Work to do: Give the number of lines in the data that hold the string "true". Nothing else is needed.

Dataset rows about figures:
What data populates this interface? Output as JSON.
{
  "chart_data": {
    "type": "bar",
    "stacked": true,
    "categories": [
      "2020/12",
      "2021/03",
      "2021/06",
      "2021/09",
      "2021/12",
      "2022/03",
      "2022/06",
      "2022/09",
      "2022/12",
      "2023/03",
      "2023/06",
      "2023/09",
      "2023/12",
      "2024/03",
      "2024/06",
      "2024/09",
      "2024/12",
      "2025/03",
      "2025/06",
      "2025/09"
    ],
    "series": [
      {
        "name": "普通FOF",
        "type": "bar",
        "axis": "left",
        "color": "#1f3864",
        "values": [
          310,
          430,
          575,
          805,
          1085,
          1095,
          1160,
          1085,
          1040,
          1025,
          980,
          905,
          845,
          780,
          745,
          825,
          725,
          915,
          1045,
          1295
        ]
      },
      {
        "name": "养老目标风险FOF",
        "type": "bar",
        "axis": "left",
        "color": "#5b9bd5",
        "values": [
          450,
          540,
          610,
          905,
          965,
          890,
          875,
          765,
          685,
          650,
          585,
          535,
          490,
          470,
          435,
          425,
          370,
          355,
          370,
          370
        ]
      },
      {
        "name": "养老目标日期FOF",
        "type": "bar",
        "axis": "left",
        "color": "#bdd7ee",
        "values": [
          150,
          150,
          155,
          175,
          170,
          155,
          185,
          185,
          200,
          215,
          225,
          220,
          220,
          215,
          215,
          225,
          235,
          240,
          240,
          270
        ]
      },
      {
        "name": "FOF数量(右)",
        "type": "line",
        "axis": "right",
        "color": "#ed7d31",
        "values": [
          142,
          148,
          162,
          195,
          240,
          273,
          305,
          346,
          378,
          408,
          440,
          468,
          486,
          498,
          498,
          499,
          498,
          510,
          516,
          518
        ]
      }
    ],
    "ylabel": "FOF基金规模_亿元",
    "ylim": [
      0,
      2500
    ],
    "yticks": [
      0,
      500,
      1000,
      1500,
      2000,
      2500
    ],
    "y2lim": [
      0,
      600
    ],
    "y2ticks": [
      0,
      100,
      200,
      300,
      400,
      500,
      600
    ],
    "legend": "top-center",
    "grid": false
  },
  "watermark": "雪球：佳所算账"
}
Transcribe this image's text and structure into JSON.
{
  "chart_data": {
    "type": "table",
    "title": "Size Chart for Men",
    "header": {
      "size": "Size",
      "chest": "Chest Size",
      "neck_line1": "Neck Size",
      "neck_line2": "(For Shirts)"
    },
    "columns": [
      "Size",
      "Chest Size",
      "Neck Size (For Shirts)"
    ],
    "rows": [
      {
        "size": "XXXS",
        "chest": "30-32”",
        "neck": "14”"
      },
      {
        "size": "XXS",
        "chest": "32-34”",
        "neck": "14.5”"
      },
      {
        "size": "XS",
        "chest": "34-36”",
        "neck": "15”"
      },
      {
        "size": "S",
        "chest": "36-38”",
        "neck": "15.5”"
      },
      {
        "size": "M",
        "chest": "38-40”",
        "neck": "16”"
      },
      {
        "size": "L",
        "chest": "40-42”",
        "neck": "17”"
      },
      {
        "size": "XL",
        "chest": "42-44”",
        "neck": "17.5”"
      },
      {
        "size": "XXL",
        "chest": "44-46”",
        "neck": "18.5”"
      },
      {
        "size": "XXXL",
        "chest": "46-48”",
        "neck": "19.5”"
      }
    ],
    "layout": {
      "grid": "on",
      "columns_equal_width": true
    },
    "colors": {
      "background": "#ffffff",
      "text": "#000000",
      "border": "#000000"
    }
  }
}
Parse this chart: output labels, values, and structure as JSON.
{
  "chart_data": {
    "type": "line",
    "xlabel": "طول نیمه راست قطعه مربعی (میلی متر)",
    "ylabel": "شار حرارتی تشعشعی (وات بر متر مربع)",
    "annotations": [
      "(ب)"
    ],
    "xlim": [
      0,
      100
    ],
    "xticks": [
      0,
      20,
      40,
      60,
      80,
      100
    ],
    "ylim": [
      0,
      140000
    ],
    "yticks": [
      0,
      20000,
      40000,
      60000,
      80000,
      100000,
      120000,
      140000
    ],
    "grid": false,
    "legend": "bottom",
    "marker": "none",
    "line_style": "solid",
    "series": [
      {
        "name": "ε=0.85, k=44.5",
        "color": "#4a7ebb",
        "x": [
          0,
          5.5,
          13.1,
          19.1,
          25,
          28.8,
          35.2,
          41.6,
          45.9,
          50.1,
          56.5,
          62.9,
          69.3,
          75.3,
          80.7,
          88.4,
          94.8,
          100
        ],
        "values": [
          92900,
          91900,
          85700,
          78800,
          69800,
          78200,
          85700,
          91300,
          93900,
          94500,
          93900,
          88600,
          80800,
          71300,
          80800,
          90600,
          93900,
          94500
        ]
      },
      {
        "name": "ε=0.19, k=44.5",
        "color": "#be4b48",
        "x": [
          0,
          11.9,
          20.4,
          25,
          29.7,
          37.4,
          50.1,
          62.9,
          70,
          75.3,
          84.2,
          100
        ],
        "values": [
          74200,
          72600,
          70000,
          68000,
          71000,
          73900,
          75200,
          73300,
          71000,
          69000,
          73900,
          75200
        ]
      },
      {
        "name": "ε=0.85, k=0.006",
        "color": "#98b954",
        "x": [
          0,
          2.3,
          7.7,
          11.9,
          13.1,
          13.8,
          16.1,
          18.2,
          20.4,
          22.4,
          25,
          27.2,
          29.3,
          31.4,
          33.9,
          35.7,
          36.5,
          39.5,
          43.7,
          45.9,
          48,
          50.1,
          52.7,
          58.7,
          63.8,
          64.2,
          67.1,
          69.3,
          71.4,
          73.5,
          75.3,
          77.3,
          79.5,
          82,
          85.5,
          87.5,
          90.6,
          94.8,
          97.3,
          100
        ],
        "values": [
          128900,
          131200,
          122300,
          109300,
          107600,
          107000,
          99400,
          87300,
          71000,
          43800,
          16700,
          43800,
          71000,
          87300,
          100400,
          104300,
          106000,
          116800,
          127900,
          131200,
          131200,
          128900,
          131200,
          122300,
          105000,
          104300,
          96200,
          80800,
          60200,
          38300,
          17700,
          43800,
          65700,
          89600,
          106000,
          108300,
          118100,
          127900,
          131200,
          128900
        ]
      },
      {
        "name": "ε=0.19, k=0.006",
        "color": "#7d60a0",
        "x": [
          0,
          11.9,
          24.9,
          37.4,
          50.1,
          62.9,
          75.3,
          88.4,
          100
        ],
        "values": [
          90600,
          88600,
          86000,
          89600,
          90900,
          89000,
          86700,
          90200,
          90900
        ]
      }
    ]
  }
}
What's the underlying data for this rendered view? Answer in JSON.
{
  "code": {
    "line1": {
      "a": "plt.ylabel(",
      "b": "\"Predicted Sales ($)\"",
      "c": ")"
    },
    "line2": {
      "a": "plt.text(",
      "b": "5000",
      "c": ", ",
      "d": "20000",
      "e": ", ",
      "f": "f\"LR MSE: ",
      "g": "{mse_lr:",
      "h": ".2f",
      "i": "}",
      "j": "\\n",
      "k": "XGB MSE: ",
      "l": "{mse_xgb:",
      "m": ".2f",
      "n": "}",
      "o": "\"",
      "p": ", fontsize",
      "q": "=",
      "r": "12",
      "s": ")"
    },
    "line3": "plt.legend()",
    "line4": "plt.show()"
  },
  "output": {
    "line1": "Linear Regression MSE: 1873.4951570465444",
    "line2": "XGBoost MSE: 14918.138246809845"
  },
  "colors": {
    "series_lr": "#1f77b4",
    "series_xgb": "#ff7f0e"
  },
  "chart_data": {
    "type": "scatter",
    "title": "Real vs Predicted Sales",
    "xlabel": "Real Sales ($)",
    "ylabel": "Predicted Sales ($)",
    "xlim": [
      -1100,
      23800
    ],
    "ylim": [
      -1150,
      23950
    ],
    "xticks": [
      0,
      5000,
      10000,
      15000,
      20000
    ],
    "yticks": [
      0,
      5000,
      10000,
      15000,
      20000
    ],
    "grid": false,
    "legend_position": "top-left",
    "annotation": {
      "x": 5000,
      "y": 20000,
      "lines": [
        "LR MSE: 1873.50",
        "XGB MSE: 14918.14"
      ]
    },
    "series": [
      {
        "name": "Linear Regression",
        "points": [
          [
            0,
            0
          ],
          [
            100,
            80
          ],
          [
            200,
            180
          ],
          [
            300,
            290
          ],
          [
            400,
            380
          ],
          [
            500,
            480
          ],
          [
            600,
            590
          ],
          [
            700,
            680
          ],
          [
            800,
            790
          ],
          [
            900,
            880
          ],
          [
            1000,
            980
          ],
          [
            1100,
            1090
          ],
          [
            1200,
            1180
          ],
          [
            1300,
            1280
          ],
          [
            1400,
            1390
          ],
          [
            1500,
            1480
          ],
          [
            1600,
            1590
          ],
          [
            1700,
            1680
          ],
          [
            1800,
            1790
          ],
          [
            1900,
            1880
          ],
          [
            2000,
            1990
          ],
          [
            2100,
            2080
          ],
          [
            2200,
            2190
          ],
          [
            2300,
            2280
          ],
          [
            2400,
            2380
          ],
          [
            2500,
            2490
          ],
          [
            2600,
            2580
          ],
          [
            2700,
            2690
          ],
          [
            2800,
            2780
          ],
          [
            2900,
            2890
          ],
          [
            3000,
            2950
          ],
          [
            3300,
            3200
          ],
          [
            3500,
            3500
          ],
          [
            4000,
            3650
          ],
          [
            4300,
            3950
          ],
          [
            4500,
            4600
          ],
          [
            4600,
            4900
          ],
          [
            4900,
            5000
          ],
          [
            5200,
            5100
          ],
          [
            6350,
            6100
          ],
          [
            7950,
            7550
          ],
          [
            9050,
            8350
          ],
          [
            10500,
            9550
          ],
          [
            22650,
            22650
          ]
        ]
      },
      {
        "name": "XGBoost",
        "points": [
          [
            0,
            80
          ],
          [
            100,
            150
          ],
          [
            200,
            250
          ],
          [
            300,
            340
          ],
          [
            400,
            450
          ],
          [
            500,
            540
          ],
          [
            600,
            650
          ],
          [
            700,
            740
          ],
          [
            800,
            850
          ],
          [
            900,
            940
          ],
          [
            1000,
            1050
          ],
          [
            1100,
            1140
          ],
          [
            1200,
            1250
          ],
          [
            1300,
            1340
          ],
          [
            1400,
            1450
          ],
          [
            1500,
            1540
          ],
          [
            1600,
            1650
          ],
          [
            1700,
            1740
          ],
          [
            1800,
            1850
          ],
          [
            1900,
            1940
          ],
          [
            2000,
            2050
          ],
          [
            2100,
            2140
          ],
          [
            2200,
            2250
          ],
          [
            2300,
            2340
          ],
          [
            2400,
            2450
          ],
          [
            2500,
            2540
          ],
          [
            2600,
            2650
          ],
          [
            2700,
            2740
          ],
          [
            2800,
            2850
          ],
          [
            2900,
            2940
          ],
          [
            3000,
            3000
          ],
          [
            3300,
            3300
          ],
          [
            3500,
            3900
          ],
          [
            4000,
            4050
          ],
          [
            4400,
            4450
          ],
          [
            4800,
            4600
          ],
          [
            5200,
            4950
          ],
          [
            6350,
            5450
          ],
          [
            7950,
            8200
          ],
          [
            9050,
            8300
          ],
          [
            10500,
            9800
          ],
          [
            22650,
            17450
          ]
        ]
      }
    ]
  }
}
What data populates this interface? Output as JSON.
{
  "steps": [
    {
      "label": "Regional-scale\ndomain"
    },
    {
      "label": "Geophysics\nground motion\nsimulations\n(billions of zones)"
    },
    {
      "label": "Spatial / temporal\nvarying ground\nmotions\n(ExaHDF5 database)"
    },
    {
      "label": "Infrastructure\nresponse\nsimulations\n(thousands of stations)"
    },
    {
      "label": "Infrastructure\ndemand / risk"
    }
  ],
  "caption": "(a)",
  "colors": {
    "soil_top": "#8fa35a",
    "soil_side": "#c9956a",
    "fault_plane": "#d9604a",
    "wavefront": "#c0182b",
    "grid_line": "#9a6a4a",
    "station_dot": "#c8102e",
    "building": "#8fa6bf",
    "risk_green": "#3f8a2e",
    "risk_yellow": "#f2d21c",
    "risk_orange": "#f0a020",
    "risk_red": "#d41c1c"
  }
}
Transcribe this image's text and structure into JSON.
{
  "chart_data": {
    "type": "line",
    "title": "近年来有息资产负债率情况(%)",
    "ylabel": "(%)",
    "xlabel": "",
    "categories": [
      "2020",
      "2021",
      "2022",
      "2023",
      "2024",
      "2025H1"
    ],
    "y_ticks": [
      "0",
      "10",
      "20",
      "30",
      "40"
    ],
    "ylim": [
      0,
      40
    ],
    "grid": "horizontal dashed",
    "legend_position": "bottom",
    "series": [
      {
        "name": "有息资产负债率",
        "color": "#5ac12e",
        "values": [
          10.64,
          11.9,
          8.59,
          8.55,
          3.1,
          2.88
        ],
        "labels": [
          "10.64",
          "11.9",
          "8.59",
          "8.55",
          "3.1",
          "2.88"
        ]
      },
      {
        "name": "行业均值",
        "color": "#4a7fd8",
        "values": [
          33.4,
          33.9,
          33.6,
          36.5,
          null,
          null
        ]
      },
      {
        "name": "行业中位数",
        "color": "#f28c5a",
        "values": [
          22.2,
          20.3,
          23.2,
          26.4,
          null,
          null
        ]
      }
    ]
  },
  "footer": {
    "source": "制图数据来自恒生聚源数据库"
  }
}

Solution to this exercise: 2